[START Stored rows]
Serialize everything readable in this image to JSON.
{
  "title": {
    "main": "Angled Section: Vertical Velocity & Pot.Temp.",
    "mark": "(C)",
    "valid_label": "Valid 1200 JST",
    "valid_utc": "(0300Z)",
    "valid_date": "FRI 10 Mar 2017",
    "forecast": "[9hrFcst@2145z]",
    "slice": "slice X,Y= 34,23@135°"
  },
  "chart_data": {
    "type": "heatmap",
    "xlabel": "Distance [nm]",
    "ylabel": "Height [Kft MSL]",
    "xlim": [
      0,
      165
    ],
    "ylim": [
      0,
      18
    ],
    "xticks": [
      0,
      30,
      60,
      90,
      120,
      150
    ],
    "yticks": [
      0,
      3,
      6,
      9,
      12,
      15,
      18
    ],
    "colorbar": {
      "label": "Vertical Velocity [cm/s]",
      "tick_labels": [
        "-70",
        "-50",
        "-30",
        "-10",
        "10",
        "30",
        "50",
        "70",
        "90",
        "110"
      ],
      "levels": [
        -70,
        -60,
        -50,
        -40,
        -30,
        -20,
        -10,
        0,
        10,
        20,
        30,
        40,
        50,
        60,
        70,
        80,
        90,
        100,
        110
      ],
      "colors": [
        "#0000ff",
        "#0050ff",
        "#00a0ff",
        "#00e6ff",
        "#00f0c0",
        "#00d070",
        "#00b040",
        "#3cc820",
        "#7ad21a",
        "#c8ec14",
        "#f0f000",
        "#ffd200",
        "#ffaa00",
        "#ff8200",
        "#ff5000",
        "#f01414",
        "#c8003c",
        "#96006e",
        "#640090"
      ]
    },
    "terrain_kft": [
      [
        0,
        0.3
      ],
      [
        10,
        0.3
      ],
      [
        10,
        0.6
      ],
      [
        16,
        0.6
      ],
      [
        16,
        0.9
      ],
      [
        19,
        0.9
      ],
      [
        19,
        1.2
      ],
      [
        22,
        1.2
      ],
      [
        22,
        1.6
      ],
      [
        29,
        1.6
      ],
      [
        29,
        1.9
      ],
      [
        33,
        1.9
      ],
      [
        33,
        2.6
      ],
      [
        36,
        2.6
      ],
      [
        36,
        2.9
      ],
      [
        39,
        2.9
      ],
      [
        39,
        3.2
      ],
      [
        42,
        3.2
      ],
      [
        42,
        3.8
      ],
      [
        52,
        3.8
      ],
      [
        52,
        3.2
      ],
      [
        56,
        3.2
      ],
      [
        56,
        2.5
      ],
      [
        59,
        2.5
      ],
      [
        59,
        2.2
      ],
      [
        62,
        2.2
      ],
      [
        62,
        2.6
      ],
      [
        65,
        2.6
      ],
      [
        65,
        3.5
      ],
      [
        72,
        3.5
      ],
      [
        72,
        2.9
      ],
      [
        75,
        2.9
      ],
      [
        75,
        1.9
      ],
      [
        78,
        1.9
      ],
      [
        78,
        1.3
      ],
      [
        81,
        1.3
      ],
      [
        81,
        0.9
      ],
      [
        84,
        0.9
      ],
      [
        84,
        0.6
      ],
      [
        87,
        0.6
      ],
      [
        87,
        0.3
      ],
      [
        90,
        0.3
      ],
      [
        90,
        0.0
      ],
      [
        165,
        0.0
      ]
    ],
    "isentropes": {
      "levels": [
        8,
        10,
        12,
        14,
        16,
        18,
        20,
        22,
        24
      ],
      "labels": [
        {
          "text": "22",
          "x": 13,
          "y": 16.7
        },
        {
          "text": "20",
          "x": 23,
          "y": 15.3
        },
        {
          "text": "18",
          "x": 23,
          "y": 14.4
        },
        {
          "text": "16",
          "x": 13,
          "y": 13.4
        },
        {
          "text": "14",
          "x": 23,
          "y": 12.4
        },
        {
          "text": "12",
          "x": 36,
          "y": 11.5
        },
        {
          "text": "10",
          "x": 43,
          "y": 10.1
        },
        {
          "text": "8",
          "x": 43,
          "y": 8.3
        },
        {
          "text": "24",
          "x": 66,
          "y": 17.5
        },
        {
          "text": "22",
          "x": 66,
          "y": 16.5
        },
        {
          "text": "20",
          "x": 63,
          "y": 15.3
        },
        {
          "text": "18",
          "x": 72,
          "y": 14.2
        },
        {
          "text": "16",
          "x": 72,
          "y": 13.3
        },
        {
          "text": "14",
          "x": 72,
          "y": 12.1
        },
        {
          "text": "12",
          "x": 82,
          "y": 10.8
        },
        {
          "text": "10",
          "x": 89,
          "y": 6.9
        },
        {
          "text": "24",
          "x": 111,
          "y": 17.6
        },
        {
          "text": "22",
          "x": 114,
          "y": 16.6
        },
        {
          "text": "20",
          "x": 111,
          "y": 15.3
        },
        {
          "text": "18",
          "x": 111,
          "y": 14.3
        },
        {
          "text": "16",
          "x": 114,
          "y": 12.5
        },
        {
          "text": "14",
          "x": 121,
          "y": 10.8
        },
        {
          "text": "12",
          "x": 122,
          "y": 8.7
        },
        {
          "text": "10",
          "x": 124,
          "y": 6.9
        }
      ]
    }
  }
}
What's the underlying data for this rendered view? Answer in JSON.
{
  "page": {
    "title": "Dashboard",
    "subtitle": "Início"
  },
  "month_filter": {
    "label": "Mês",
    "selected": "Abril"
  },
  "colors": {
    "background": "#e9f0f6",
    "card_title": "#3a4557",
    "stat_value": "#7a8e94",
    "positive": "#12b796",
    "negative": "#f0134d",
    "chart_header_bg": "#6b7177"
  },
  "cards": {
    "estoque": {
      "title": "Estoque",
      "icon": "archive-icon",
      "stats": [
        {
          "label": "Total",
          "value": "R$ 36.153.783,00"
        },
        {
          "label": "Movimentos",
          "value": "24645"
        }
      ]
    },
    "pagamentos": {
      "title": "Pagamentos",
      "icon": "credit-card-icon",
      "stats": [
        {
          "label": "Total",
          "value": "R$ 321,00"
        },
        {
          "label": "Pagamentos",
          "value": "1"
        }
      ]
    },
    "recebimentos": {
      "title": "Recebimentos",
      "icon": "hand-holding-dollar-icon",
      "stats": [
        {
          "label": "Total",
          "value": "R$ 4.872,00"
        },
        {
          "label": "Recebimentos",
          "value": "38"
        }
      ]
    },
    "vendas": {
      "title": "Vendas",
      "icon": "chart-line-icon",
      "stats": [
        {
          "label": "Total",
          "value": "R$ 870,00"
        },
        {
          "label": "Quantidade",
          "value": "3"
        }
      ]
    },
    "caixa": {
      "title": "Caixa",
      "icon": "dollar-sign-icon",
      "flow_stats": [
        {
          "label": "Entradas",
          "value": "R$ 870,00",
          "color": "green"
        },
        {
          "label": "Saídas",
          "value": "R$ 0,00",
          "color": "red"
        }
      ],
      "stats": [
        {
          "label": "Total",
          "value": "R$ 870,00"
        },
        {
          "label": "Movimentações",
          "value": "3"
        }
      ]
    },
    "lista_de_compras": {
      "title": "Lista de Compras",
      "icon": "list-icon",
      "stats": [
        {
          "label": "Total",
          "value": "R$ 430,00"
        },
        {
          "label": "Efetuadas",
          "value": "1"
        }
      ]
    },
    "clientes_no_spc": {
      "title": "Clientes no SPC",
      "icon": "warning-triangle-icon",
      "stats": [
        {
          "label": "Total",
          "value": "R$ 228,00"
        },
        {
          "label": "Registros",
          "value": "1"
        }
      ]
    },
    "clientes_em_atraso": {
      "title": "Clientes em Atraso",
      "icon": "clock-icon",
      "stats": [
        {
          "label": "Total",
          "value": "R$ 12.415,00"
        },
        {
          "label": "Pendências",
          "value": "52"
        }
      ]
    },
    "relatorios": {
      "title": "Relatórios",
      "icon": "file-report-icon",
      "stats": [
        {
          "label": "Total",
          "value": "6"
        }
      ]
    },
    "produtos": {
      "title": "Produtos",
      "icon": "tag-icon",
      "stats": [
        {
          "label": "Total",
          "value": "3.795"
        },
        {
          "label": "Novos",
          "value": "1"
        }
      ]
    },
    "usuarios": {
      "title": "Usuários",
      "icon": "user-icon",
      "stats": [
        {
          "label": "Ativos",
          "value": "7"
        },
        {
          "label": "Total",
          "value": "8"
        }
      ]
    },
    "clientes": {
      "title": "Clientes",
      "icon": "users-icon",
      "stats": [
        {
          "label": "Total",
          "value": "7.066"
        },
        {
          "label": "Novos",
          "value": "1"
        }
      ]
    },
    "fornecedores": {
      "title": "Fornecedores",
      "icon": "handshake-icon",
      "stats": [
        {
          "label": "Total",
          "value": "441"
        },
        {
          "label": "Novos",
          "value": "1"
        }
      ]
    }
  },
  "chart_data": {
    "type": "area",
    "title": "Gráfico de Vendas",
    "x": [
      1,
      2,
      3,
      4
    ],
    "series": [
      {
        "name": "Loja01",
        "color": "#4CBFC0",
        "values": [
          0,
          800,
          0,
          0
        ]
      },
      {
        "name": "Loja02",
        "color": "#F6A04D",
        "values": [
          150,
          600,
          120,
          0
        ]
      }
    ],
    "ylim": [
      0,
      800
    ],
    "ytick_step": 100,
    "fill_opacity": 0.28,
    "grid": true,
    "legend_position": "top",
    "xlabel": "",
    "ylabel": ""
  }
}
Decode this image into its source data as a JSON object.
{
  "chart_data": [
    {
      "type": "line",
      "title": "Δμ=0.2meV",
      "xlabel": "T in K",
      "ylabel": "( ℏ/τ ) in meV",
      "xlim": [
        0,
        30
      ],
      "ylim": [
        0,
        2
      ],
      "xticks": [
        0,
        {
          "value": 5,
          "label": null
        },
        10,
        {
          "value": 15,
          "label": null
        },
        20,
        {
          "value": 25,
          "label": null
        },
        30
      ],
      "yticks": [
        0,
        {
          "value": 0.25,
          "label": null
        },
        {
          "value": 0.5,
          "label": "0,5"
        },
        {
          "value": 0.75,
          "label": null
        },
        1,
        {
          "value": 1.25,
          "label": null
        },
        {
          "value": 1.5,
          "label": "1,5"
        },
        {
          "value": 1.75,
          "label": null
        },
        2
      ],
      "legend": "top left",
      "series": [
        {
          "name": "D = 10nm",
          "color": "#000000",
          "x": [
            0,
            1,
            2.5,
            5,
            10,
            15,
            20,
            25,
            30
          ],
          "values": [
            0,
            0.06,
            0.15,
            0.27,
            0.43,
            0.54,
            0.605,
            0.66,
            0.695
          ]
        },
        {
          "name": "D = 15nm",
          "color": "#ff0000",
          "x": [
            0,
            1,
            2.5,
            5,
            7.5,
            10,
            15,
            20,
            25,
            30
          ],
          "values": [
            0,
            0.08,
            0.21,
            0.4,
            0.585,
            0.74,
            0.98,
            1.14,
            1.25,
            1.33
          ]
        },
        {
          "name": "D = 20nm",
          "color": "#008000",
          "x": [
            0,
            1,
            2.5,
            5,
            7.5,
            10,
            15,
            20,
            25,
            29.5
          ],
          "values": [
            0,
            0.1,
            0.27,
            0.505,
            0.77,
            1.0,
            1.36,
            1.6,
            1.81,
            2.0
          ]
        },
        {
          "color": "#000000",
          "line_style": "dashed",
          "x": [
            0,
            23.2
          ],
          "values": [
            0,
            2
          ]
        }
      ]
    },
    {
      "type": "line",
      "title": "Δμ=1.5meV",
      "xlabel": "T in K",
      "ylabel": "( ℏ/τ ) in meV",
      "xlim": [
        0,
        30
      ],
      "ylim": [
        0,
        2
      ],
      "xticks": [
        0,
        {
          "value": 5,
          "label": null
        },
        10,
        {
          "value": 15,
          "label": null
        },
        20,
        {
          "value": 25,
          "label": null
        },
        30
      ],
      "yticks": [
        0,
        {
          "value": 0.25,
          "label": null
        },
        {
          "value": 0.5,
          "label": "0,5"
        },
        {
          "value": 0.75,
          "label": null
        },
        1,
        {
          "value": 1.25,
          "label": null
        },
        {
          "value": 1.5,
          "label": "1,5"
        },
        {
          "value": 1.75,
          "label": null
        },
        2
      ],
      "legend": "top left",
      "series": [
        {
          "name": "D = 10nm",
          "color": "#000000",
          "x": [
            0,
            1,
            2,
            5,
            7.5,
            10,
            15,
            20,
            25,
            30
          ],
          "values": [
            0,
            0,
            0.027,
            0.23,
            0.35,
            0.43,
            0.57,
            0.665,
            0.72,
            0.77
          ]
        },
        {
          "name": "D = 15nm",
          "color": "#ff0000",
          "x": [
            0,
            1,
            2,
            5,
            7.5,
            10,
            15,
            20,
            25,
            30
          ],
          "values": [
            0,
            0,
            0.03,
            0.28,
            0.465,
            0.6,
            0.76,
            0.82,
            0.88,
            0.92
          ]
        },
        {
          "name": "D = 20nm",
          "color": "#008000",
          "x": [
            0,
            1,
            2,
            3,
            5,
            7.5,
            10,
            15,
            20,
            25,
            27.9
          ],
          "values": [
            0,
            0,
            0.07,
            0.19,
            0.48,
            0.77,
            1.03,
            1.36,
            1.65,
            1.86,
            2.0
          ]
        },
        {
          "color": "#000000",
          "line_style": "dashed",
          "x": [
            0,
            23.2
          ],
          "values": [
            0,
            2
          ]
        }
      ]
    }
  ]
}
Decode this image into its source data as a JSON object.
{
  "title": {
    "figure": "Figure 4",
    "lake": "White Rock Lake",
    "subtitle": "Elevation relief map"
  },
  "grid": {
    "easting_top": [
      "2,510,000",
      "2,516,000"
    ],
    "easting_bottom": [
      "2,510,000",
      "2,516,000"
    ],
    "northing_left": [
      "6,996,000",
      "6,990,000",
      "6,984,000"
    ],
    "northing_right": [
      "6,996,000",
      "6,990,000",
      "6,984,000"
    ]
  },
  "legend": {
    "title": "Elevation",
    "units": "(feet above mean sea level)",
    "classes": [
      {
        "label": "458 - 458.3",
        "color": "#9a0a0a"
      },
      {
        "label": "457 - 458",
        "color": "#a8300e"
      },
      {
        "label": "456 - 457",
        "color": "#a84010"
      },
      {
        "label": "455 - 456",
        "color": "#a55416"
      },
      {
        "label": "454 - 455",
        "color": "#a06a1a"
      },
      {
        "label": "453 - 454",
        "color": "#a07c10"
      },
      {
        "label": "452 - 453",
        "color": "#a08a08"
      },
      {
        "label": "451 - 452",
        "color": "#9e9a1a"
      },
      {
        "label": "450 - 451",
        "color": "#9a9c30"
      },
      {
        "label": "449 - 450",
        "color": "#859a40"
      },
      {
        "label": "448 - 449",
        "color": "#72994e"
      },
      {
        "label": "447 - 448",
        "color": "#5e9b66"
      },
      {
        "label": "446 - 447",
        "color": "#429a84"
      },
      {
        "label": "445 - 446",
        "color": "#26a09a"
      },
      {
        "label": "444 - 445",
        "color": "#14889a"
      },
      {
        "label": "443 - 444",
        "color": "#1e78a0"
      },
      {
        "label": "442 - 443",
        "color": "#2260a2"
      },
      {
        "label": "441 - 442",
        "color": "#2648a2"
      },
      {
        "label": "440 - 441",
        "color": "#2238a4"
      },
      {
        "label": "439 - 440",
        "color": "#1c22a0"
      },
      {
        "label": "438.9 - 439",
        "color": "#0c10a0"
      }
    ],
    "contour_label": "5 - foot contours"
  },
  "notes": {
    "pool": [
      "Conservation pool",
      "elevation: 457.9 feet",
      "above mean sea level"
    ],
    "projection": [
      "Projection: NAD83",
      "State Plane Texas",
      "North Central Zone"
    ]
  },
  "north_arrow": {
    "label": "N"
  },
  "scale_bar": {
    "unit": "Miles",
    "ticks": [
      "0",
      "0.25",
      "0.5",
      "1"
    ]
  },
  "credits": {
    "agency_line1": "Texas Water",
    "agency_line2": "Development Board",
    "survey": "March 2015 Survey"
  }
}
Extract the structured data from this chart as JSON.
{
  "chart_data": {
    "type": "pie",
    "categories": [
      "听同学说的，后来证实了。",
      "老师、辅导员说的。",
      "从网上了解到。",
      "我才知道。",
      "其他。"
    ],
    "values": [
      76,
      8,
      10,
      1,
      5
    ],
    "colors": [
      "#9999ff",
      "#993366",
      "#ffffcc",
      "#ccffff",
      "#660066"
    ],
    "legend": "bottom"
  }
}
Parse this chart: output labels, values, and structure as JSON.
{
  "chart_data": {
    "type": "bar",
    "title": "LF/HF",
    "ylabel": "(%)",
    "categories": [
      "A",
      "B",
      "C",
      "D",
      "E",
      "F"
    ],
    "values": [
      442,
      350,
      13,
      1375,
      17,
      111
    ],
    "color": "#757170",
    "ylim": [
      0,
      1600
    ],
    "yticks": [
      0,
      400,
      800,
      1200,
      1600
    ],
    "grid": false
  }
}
[END Stored rows]
-- Short task --
Take the lines from the one containing "Parse this chart: output" to the last line of the material above and write them out exactly.

-- Finished exercise --
Parse this chart: output labels, values, and structure as JSON.
{
  "chart_data": {
    "type": "bar",
    "title": "LF/HF",
    "ylabel": "(%)",
    "categories": [
      "A",
      "B",
      "C",
      "D",
      "E",
      "F"
    ],
    "values": [
      442,
      350,
      13,
      1375,
      17,
      111
    ],
    "color": "#757170",
    "ylim": [
      0,
      1600
    ],
    "yticks": [
      0,
      400,
      800,
      1200,
      1600
    ],
    "grid": false
  }
}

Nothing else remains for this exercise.